◆ What you need to do:
A) Reproduce word for word the part of the food sovereignty statement that begins with "- The sudden" and ends after "biologically diverse environment.".
B) In the food sovereignty statement, what must be rejected?

◆ Text passage:
= Beginning of Section =

- The sudden sharp increase in large scale industrial agro-fuel production threatens local and global food security, destroys livelihoods, damages the environment and is a significant factor in the steep rise in food prices. This new enclosure movement – converting arable, pastoral, and forest lands to fuel production – must be rejected.
- The need for a new and truly cooperative initiative in which we are all full participants in the process of policy change and institutional correction. We should all strive towards food sovereignty including the right to afford, for sustainable food production and for a health biologically diverse environment.
- The need for a local and global paradigm shift towards Food Sovereignty. Food production and consumption are fundamentally based upon local considerations. The answer to the current and future food crises is only possible with a paradigm shift toward comprehensive food sovereignty. Small scale farmers, pastoralists, fisher folk, indigenous people and other have defined a food system based on the human right to adequate food and food production policies that increase democracy in localised food systems and ensure maximisation of sustainable natural resource use.

= End of Section =

◆ Source information:
= Beginning of Section =

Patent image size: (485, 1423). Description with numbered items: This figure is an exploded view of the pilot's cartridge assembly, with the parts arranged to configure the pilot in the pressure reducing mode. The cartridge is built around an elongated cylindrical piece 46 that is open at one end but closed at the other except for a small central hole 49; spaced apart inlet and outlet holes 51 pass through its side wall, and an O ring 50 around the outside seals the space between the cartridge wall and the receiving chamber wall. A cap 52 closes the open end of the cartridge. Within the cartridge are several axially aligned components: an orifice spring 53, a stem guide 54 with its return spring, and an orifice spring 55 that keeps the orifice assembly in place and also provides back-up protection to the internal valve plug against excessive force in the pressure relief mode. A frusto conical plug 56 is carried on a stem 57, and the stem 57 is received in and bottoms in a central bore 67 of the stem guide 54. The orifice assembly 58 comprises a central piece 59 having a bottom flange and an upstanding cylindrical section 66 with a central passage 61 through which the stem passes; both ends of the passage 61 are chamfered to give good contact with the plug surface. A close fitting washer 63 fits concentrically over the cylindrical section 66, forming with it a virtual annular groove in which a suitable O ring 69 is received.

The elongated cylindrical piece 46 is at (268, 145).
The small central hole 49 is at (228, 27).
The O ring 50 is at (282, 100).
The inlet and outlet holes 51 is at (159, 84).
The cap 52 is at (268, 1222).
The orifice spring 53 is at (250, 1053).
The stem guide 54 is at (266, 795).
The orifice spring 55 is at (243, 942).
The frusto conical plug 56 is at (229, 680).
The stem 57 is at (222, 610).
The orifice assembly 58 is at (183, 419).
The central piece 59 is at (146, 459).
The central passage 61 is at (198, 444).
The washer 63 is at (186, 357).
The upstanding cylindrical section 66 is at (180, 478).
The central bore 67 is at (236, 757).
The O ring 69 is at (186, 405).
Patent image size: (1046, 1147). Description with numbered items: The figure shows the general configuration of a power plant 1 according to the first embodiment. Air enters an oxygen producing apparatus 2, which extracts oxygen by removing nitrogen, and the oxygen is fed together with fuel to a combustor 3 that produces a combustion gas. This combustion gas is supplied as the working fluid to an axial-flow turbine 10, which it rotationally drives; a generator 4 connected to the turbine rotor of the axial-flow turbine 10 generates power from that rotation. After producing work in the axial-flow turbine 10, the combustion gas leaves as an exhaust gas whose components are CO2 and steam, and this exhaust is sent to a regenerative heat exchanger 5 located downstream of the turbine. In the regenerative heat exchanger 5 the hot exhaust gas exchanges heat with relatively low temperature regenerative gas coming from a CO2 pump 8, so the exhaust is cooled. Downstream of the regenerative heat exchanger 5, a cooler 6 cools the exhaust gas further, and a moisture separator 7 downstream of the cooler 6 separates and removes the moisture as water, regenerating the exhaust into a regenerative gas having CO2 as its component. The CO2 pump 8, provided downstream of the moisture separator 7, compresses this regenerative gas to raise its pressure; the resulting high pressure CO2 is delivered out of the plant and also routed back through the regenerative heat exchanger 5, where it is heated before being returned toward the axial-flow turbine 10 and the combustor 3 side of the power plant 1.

= End of Section =

◆ Solutions to the tasks:
A)
- The sudden sharp increase in large scale industrial agro-fuel production threatens local and global food security, destroys livelihoods, damages the environment and is a significant factor in the steep rise in food prices. This new enclosure movement – converting arable, pastoral, and forest lands to fuel production – must be rejected.
- The need for a new and truly cooperative initiative in which we are all full participants in the process of policy change and institutional correction. We should all strive towards food sovereignty including the right to afford, for sustainable food production and for a health biologically diverse environment.

B) The new enclosure movement, which converts arable, pastoral, and forest lands to fuel production, must be rejected.